(Stored data entries)
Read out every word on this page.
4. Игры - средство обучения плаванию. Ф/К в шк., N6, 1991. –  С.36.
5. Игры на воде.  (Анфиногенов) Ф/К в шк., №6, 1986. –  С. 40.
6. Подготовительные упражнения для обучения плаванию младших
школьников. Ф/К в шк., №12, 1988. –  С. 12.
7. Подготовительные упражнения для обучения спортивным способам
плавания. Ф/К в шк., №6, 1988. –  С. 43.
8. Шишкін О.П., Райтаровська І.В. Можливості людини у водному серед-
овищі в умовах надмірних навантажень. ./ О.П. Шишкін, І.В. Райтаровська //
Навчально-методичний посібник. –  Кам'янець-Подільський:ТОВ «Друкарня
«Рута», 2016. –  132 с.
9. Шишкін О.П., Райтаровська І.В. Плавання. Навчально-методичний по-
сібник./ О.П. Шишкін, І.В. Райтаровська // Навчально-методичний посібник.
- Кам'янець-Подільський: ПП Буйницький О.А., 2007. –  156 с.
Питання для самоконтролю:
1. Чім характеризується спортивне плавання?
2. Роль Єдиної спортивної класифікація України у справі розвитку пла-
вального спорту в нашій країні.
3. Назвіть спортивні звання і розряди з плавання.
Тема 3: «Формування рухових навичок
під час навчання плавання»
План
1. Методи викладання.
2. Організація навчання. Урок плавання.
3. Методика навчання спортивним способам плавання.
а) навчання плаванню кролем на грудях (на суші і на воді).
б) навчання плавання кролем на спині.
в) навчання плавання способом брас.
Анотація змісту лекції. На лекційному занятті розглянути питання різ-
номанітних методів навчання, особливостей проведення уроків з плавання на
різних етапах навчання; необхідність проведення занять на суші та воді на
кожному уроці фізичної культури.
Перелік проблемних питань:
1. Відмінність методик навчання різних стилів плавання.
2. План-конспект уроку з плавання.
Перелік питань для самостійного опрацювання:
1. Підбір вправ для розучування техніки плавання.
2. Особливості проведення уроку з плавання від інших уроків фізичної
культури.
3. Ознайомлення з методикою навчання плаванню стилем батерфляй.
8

Objective ▸ Copy out the whole listing exactly; please set it all down.

Response to this exercise ▸
Read out every word on this page.
4. Игры - средство обучения плаванию. Ф/К в шк., N6, 1991. –  С.36.
5. Игры на воде.  (Анфиногенов) Ф/К в шк., №6, 1986. –  С. 40.
6. Подготовительные упражнения для обучения плаванию младших
школьников. Ф/К в шк., №12, 1988. –  С. 12.
7. Подготовительные упражнения для обучения спортивным способам
плавания. Ф/К в шк., №6, 1988. –  С. 43.
8. Шишкін О.П., Райтаровська І.В. Можливості людини у водному серед-
овищі в умовах надмірних навантажень. ./ О.П. Шишкін, І.В. Райтаровська //
Навчально-методичний посібник. –  Кам'янець-Подільський:ТОВ «Друкарня
«Рута», 2016. –  132 с.
9. Шишкін О.П., Райтаровська І.В. Плавання. Навчально-методичний по-
сібник./ О.П. Шишкін, І.В. Райтаровська // Навчально-методичний посібник.
- Кам'янець-Подільський: ПП Буйницький О.А., 2007. –  156 с.
Питання для самоконтролю:
1. Чім характеризується спортивне плавання?
2. Роль Єдиної спортивної класифікація України у справі розвитку пла-
вального спорту в нашій країні.
3. Назвіть спортивні звання і розряди з плавання.
Тема 3: «Формування рухових навичок
під час навчання плавання»
План
1. Методи викладання.
2. Організація навчання. Урок плавання.
3. Методика навчання спортивним способам плавання.
а) навчання плаванню кролем на грудях (на суші і на воді).
б) навчання плавання кролем на спині.
в) навчання плавання способом брас.
Анотація змісту лекції. На лекційному занятті розглянути питання різ-
номанітних методів навчання, особливостей проведення уроків з плавання на
різних етапах навчання; необхідність проведення занять на суші та воді на
кожному уроці фізичної культури.
Перелік проблемних питань:
1. Відмінність методик навчання різних стилів плавання.
2. План-конспект уроку з плавання.
Перелік питань для самостійного опрацювання:
1. Підбір вправ для розучування техніки плавання.
2. Особливості проведення уроку з плавання від інших уроків фізичної
культури.
3. Ознайомлення з методикою навчання плаванню стилем батерфляй.
8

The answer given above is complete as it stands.